== Exercise instructions ==
Examine the material below. Gather every line in which the string "values" appears.

== Dataset ==
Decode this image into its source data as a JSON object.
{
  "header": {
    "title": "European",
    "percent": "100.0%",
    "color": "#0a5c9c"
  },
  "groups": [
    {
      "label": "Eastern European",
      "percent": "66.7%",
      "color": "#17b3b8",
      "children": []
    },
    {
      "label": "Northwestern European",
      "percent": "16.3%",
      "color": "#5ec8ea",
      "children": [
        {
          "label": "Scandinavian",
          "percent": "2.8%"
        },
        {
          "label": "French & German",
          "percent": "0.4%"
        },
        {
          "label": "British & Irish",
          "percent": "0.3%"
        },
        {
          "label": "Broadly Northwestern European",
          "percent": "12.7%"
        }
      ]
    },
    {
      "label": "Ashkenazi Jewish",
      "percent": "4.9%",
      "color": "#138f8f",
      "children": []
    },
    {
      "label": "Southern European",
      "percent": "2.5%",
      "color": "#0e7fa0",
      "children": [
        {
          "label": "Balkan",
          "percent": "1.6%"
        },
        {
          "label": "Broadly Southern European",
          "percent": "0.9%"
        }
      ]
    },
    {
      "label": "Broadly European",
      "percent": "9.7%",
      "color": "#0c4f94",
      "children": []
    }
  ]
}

==

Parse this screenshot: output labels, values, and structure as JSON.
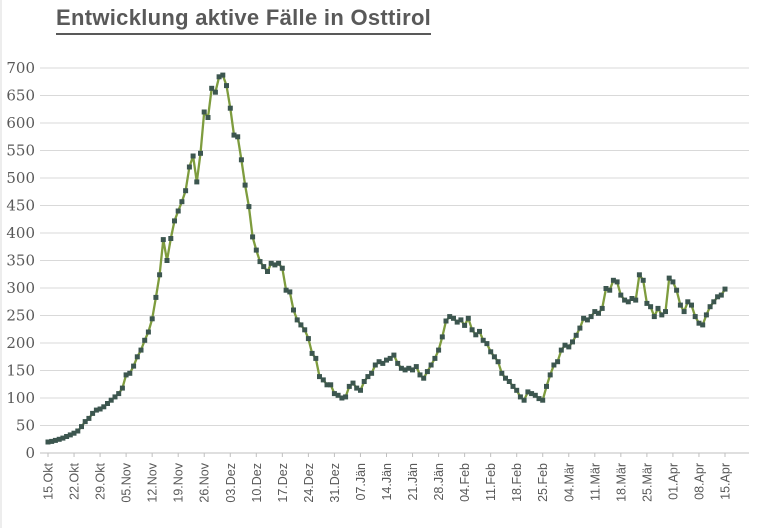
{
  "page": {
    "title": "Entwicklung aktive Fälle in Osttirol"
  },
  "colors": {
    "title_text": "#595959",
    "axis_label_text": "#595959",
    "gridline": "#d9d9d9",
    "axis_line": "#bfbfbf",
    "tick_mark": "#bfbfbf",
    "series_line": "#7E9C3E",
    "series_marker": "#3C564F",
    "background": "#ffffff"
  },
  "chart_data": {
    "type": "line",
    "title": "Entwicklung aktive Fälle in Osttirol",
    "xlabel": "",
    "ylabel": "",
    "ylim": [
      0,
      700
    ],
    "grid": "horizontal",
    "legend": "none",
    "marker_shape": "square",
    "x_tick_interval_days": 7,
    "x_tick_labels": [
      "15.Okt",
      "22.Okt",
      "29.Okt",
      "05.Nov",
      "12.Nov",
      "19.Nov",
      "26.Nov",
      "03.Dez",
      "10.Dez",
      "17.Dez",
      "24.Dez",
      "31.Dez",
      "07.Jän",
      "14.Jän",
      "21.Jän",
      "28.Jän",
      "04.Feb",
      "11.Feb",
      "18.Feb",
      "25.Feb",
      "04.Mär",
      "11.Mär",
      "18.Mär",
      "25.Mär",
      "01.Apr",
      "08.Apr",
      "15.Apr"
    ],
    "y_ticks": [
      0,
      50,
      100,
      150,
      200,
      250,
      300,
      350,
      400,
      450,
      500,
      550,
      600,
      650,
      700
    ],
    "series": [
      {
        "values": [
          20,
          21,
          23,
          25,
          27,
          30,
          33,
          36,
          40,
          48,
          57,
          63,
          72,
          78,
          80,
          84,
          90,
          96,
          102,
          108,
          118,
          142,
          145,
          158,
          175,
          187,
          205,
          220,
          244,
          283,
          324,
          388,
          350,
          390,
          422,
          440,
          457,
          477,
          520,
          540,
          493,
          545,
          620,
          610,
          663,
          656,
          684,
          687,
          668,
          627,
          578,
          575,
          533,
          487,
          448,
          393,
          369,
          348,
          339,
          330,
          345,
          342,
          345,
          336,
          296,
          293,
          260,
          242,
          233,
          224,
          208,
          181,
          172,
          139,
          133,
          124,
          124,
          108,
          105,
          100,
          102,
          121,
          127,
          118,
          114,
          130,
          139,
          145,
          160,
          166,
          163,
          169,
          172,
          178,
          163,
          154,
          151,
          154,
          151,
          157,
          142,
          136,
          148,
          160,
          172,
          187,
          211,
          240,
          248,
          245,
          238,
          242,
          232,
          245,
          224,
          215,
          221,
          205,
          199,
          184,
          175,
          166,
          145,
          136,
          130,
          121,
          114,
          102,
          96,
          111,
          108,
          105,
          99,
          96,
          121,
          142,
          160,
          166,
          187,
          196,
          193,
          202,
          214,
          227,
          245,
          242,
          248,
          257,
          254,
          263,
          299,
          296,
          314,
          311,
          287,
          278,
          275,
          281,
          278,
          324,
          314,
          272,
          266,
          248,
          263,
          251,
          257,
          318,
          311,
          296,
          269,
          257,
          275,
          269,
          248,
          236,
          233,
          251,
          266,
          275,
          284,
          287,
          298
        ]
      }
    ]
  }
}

--

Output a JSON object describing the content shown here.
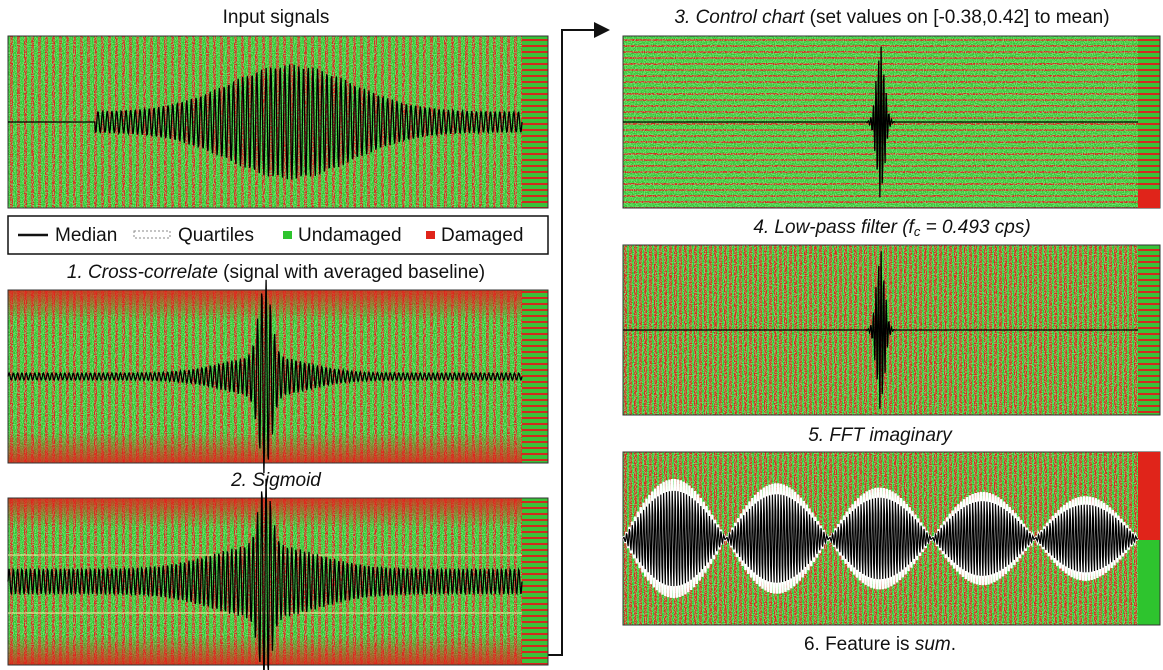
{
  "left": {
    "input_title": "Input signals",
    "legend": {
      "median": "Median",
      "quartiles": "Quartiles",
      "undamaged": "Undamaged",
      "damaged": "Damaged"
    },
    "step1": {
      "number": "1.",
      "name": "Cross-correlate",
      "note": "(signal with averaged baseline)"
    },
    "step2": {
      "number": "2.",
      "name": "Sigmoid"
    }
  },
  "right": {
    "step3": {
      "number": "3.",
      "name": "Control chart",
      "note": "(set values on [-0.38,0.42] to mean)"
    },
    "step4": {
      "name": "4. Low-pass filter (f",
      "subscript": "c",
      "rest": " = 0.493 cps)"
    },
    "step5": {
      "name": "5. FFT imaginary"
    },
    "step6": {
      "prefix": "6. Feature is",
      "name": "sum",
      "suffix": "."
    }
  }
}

== Written answer ==
Parse this screenshot: output labels, values, and structure as JSON.
        "values": [
      "note": "(set values on [-0.38,0.42] to mean)"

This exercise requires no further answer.